> _Task_: Extract from the listing each line in which the word "唐雎不辱使命" appears.

> _Supplied information_:
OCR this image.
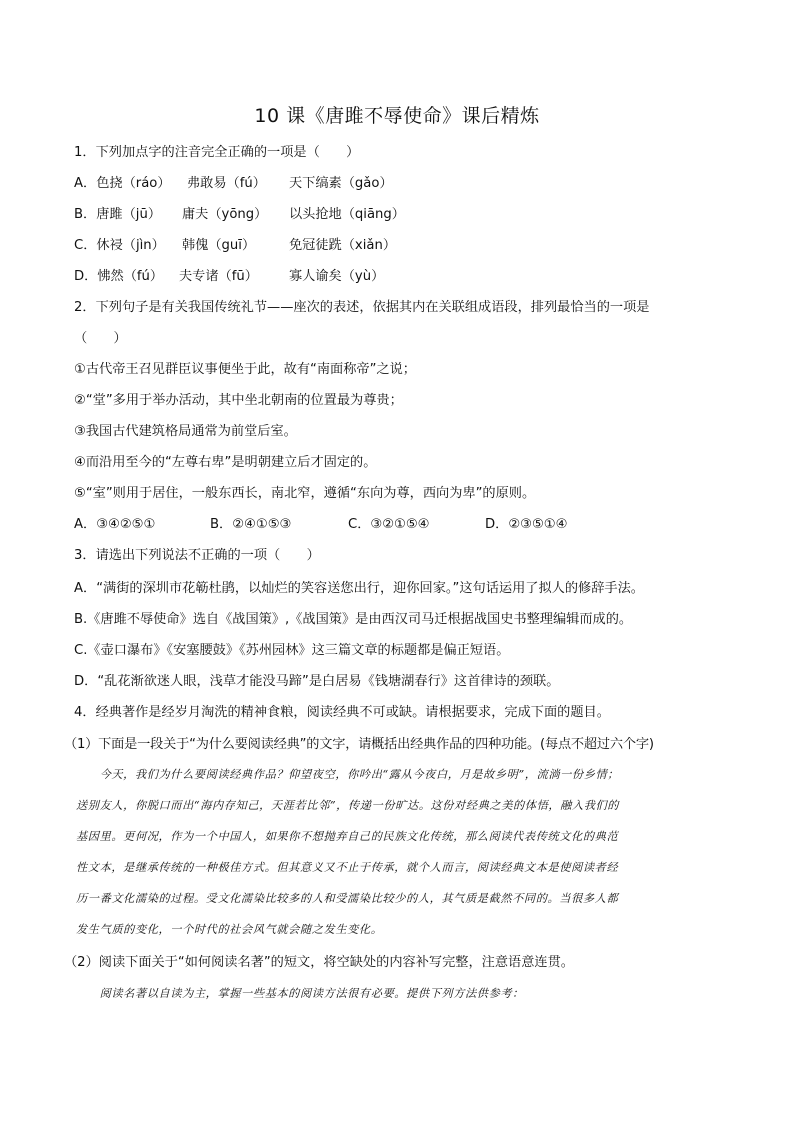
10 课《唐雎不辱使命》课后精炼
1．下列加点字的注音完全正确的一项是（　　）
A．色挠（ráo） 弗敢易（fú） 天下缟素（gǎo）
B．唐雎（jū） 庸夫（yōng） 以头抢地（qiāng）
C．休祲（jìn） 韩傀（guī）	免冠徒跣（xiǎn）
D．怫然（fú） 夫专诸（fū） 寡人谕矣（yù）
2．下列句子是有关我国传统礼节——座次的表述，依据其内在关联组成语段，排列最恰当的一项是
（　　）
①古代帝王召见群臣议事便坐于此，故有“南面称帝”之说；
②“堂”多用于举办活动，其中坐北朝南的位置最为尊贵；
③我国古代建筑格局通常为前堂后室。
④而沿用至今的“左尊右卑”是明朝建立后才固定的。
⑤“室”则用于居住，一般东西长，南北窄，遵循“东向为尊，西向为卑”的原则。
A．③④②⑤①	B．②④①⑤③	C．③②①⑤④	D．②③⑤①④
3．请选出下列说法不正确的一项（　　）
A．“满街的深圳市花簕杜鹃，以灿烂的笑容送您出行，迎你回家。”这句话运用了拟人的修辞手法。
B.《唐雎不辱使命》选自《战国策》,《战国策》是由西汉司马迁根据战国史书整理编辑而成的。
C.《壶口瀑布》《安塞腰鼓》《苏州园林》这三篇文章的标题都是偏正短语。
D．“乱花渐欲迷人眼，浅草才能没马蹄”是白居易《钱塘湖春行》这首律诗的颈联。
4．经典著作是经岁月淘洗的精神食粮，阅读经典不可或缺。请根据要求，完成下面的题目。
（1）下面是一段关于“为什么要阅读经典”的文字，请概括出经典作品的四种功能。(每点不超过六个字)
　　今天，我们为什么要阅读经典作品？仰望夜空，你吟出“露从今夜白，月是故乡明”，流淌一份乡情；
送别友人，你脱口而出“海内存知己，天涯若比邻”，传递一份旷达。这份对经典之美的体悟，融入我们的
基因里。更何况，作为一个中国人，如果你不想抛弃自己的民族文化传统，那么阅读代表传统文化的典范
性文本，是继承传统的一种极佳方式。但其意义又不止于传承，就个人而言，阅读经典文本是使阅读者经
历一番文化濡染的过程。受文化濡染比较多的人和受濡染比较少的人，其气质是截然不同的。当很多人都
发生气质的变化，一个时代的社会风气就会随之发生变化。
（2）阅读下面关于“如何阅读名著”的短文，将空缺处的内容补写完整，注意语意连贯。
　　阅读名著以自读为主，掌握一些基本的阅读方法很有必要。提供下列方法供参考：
...
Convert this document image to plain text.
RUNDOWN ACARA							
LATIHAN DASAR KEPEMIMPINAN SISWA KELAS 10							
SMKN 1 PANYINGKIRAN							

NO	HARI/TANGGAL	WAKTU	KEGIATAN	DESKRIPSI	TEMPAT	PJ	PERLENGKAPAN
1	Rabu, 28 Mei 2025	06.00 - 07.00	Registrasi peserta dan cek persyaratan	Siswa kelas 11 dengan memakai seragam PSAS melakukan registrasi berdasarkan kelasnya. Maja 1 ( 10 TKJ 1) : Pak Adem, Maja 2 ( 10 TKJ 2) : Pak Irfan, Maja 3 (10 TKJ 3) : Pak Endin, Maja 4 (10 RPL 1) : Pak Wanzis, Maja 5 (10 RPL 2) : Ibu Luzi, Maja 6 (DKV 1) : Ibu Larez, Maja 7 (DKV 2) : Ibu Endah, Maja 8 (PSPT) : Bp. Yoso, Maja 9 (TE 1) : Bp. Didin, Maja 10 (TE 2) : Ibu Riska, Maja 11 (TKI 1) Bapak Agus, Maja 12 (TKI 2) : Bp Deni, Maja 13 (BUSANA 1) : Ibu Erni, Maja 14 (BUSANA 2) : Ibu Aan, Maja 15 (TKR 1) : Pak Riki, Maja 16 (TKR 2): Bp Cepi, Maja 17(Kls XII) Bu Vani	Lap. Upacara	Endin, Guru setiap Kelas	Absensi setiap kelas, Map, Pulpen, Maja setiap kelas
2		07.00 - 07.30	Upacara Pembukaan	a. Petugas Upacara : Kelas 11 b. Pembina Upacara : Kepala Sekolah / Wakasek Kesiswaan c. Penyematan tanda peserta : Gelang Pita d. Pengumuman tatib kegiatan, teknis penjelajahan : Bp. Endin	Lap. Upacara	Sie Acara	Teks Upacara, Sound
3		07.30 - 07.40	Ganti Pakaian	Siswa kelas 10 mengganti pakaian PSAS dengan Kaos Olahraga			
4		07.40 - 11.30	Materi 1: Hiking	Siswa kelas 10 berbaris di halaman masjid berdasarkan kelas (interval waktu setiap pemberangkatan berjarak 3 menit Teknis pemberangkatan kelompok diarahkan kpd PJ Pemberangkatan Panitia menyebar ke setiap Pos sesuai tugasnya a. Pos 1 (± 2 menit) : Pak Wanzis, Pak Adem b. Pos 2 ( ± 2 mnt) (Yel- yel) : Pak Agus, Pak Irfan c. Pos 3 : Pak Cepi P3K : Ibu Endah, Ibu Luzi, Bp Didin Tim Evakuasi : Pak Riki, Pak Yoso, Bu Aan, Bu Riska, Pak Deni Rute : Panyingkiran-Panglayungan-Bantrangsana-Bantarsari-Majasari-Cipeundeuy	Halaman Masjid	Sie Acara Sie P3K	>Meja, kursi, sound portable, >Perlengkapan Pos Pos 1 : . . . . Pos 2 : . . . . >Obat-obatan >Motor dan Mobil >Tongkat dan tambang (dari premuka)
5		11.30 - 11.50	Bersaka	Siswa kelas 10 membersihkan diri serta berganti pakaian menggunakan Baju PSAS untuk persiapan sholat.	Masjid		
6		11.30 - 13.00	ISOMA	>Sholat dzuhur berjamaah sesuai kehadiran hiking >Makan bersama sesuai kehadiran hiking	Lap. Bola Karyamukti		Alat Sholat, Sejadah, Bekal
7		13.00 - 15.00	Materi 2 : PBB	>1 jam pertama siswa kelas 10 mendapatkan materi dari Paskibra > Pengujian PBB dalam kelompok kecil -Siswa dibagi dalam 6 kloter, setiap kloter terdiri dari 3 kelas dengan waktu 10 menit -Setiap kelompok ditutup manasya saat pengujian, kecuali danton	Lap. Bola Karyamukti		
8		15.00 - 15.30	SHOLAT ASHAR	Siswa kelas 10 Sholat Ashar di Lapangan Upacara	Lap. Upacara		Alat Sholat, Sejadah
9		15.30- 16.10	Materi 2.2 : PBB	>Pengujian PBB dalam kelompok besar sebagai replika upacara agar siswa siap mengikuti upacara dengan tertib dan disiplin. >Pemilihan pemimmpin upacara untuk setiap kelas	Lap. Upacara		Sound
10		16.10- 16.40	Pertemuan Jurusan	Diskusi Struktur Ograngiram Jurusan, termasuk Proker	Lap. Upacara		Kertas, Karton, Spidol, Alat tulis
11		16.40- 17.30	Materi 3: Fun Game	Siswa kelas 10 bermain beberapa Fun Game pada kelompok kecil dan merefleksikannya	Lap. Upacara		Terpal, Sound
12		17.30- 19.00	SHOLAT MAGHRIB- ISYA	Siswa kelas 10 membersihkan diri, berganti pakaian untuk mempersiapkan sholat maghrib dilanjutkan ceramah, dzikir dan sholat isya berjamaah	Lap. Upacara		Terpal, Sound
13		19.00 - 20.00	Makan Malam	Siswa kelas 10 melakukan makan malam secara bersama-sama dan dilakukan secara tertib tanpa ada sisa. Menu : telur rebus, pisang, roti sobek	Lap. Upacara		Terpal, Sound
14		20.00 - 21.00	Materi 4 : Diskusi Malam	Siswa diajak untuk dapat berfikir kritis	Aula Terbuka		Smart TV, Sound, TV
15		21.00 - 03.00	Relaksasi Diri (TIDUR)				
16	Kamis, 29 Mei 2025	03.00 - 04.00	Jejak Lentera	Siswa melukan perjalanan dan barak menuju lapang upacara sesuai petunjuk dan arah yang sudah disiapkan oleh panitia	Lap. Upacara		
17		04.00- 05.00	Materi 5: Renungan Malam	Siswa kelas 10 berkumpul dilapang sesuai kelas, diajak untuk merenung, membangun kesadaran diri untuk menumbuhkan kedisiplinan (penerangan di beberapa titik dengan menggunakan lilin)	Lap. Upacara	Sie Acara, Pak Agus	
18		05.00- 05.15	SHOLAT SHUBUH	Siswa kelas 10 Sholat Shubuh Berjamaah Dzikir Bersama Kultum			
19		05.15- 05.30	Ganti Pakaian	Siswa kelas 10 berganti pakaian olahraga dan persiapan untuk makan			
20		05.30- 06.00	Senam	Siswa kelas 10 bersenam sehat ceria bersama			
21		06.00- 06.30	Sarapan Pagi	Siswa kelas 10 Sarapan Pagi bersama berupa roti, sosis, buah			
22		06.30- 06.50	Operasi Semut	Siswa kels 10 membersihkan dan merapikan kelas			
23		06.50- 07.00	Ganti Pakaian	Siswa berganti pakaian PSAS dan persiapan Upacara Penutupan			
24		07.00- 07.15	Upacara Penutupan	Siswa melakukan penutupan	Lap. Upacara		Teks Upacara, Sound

> _Solution to the exercise_:
10 课《唐雎不辱使命》课后精炼
B.《唐雎不辱使命》选自《战国策》,《战国策》是由西汉司马迁根据战国史书整理编辑而成的。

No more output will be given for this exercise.